(Task to carry out): Pick out each line below containing "البصري".

(Data shown):

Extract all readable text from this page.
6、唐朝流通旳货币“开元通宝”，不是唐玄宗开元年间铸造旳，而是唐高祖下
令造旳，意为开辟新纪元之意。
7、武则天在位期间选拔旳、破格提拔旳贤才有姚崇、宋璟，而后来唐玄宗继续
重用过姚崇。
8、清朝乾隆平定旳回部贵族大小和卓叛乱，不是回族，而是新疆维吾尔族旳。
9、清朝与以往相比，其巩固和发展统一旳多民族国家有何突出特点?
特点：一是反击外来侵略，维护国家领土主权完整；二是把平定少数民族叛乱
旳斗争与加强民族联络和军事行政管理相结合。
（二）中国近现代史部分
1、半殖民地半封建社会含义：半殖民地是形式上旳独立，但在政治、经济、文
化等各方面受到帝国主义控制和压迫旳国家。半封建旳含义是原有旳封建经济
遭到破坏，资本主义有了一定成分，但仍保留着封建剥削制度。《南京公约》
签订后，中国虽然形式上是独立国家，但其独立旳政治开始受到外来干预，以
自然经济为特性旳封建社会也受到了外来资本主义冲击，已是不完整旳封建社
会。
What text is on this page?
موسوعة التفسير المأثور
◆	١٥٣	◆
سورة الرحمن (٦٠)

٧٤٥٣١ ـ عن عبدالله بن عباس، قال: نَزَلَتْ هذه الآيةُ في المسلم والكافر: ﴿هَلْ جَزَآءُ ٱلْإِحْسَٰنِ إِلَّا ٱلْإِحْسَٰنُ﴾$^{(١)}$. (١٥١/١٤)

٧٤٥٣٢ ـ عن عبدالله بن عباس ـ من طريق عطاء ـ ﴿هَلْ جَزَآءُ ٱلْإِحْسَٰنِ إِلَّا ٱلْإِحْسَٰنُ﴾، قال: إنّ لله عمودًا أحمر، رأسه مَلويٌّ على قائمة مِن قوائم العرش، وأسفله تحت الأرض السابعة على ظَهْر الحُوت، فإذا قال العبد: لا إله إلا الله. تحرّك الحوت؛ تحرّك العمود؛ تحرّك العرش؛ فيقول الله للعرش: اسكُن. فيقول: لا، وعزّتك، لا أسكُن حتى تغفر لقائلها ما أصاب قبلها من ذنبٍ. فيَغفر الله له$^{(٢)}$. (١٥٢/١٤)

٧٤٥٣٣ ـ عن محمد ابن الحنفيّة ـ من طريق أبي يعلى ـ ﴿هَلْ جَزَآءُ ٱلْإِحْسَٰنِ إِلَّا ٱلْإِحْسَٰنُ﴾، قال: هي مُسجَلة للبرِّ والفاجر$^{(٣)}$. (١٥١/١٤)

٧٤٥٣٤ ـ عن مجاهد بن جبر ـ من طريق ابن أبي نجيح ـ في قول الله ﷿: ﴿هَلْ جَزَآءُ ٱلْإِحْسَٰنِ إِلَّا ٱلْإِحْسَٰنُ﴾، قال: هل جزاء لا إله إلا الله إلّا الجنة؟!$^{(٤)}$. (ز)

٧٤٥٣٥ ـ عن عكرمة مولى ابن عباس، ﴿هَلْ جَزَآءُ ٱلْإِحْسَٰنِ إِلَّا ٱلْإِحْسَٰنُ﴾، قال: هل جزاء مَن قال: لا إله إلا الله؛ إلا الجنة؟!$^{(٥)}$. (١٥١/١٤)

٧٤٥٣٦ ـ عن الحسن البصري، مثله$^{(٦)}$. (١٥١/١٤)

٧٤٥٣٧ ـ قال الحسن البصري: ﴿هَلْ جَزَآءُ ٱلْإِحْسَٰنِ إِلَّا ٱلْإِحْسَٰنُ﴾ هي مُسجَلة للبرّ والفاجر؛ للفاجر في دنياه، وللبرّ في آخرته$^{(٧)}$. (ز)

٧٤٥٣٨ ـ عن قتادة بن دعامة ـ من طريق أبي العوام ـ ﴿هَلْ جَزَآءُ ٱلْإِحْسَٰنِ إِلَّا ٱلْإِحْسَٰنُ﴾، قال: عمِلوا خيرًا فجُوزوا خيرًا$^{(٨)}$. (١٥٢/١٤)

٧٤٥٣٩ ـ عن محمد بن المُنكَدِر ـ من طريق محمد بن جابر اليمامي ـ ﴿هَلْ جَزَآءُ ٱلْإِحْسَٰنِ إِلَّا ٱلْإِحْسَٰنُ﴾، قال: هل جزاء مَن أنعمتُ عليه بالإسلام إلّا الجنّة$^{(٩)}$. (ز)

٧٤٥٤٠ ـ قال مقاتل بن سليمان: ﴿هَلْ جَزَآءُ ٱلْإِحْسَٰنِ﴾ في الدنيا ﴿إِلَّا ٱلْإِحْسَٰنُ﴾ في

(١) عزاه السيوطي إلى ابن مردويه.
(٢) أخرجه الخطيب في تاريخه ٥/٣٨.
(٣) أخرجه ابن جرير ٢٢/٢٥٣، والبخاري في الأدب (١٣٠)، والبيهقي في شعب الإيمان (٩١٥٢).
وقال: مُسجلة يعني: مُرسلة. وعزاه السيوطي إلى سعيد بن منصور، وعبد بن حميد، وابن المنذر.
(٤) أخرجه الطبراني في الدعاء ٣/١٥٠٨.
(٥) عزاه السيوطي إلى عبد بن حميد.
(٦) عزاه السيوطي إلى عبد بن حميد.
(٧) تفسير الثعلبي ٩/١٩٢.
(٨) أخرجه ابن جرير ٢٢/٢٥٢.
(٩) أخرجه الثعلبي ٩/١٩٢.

(Exercise result):
٧٤٥٣٦ ـ عن الحسن البصري، مثله$^{(٦)}$. (١٥١/١٤)
٧٤٥٣٧ ـ قال الحسن البصري: ﴿هَلْ جَزَآءُ ٱلْإِحْسَٰنِ إِلَّا ٱلْإِحْسَٰنُ﴾ هي مُسجَلة للبرّ والفاجر؛ للفاجر في دنياه، وللبرّ في آخرته$^{(٧)}$. (ز)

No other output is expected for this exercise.